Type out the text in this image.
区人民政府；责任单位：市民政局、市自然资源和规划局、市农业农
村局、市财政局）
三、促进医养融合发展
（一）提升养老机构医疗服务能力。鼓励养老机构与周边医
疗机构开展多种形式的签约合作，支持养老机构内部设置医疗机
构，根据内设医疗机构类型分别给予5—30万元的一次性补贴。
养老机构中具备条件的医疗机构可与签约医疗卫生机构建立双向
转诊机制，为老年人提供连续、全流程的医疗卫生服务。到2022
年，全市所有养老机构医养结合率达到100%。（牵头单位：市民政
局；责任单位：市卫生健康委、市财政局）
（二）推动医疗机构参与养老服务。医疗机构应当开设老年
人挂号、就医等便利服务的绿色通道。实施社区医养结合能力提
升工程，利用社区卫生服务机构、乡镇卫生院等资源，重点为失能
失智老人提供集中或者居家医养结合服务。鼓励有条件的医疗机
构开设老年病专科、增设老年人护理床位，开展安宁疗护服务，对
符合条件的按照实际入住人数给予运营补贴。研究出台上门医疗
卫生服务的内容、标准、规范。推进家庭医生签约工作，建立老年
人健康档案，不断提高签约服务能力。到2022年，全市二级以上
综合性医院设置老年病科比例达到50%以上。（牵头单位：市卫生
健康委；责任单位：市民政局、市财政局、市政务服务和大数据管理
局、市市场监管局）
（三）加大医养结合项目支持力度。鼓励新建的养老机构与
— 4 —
+===+
» THE PROBLEM
Reproduce each entry from the records above, character for character.

» ANSWER IN FULL
Type out the text in this image.
区人民政府；责任单位：市民政局、市自然资源和规划局、市农业农
村局、市财政局）
三、促进医养融合发展
（一）提升养老机构医疗服务能力。鼓励养老机构与周边医
疗机构开展多种形式的签约合作，支持养老机构内部设置医疗机
构，根据内设医疗机构类型分别给予5—30万元的一次性补贴。
养老机构中具备条件的医疗机构可与签约医疗卫生机构建立双向
转诊机制，为老年人提供连续、全流程的医疗卫生服务。到2022
年，全市所有养老机构医养结合率达到100%。（牵头单位：市民政
局；责任单位：市卫生健康委、市财政局）
（二）推动医疗机构参与养老服务。医疗机构应当开设老年
人挂号、就医等便利服务的绿色通道。实施社区医养结合能力提
升工程，利用社区卫生服务机构、乡镇卫生院等资源，重点为失能
失智老人提供集中或者居家医养结合服务。鼓励有条件的医疗机
构开设老年病专科、增设老年人护理床位，开展安宁疗护服务，对
符合条件的按照实际入住人数给予运营补贴。研究出台上门医疗
卫生服务的内容、标准、规范。推进家庭医生签约工作，建立老年
人健康档案，不断提高签约服务能力。到2022年，全市二级以上
综合性医院设置老年病科比例达到50%以上。（牵头单位：市卫生
健康委；责任单位：市民政局、市财政局、市政务服务和大数据管理
局、市市场监管局）
（三）加大医养结合项目支持力度。鼓励新建的养老机构与
— 4 —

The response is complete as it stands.